Data ▸
^^^^^^^^^^^^^^^^

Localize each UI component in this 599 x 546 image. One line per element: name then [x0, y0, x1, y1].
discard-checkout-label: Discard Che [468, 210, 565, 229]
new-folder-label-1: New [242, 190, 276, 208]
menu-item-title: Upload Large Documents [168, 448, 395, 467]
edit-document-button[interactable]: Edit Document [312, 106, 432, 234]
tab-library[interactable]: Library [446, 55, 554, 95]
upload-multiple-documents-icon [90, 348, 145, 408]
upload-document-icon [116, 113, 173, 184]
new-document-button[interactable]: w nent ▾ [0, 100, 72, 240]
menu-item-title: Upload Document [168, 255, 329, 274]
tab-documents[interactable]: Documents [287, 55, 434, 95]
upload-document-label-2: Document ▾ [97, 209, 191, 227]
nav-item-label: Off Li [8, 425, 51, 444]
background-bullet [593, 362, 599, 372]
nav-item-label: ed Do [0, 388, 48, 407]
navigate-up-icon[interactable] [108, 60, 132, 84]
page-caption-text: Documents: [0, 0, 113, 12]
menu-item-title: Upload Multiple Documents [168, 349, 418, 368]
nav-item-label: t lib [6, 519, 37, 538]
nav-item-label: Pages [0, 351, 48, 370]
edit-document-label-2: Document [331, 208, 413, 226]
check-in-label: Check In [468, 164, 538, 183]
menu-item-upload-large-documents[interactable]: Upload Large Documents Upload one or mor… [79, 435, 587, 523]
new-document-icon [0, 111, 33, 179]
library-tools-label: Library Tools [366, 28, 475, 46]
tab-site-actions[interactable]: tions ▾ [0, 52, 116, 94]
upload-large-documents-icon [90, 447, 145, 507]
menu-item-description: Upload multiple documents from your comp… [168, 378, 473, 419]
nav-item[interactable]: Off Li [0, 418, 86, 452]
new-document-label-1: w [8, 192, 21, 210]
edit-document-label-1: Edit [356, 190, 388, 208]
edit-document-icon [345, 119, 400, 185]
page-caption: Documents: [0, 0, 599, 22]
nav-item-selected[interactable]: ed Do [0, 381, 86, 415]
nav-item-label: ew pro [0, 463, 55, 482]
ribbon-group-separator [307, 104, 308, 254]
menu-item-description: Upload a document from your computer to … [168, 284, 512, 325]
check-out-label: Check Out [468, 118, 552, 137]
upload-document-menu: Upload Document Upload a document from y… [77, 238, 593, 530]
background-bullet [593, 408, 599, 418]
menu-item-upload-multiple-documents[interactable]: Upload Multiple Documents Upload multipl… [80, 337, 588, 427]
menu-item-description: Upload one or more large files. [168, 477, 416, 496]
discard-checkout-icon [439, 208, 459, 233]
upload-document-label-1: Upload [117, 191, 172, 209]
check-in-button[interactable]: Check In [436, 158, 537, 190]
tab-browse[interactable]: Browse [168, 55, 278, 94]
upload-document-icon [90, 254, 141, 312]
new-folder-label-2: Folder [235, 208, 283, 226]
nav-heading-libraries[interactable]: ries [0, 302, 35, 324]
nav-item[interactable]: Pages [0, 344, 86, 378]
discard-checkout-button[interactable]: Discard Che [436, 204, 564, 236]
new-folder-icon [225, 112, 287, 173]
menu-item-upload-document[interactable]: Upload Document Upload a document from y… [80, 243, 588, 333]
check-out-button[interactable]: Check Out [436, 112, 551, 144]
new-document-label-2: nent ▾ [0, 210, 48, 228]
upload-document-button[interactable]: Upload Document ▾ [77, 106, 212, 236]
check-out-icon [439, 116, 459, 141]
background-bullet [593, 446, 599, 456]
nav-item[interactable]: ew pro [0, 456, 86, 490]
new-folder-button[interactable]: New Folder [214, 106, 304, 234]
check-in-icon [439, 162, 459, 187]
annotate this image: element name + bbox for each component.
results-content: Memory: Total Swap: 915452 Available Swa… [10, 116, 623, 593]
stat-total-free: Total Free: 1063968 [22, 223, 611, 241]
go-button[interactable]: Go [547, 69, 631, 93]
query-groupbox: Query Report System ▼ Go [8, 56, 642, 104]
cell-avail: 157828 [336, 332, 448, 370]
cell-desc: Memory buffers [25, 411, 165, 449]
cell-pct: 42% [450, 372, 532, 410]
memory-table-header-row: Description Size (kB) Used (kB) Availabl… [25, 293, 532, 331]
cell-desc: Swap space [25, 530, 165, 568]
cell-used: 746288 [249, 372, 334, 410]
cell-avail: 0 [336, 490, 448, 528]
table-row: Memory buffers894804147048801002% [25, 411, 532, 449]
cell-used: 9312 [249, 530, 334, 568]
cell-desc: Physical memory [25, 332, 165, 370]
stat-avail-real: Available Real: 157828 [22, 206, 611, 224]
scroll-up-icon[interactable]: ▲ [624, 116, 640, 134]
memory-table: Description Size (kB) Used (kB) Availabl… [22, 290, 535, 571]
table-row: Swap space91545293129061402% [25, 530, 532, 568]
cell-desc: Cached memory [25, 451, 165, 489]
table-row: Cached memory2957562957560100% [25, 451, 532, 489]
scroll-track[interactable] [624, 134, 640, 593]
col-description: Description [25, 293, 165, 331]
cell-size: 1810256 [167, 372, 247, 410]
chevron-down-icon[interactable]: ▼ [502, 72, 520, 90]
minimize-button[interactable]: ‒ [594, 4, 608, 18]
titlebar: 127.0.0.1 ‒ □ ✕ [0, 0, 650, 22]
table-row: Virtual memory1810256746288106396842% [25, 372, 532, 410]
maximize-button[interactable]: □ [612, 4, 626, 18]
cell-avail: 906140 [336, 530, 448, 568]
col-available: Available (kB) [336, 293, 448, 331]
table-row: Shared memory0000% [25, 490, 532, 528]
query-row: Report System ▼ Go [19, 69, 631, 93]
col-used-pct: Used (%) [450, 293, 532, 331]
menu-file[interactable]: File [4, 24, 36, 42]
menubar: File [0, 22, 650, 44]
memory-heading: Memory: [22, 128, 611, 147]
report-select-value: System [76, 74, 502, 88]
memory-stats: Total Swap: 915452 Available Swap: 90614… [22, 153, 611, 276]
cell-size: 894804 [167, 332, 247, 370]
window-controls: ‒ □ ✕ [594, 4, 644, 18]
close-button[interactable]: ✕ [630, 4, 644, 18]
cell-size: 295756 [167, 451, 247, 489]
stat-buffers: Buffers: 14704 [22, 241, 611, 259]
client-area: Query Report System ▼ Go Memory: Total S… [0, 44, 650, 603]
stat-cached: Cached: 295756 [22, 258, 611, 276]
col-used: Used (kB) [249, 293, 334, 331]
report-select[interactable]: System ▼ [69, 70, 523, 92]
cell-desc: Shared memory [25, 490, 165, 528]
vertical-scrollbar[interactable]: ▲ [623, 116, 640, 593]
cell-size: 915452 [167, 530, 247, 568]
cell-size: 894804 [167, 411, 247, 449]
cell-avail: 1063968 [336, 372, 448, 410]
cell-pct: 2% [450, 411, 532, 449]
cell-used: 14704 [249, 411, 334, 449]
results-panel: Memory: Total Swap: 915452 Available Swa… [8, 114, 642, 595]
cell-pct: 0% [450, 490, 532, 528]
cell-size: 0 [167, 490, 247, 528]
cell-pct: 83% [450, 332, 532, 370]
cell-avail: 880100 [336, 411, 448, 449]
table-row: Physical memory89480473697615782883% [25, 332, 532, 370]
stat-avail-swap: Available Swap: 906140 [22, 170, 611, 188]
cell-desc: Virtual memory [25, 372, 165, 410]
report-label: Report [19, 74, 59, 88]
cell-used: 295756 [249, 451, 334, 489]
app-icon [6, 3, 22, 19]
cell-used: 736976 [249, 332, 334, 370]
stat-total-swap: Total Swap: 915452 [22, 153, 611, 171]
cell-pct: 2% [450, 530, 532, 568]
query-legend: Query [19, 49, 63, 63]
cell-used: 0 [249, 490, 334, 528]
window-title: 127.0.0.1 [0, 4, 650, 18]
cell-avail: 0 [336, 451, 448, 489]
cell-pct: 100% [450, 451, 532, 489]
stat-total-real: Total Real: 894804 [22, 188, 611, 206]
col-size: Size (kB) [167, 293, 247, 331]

^^^^^^^^^^^^^^^^

What is required ▸ Output the records word for word, starting with their first line and going on through the line with "tab-site-actions[interactable]: tions ▾", both ends included.

Correct response ▸
Localize each UI component in this 599 x 546 image. One line per element: name then [x0, y0, x1, y1].
discard-checkout-label: Discard Che [468, 210, 565, 229]
new-folder-label-1: New [242, 190, 276, 208]
menu-item-title: Upload Large Documents [168, 448, 395, 467]
edit-document-button[interactable]: Edit Document [312, 106, 432, 234]
tab-library[interactable]: Library [446, 55, 554, 95]
upload-multiple-documents-icon [90, 348, 145, 408]
upload-document-icon [116, 113, 173, 184]
new-document-button[interactable]: w nent ▾ [0, 100, 72, 240]
menu-item-title: Upload Document [168, 255, 329, 274]
tab-documents[interactable]: Documents [287, 55, 434, 95]
upload-document-label-2: Document ▾ [97, 209, 191, 227]
nav-item-label: Off Li [8, 425, 51, 444]
background-bullet [593, 362, 599, 372]
nav-item-label: ed Do [0, 388, 48, 407]
navigate-up-icon[interactable] [108, 60, 132, 84]
page-caption-text: Documents: [0, 0, 113, 12]
menu-item-title: Upload Multiple Documents [168, 349, 418, 368]
nav-item-label: t lib [6, 519, 37, 538]
nav-item-label: Pages [0, 351, 48, 370]
edit-document-label-2: Document [331, 208, 413, 226]
check-in-label: Check In [468, 164, 538, 183]
menu-item-upload-large-documents[interactable]: Upload Large Documents Upload one or mor… [79, 435, 587, 523]
new-document-icon [0, 111, 33, 179]
library-tools-label: Library Tools [366, 28, 475, 46]
tab-site-actions[interactable]: tions ▾ [0, 52, 116, 94]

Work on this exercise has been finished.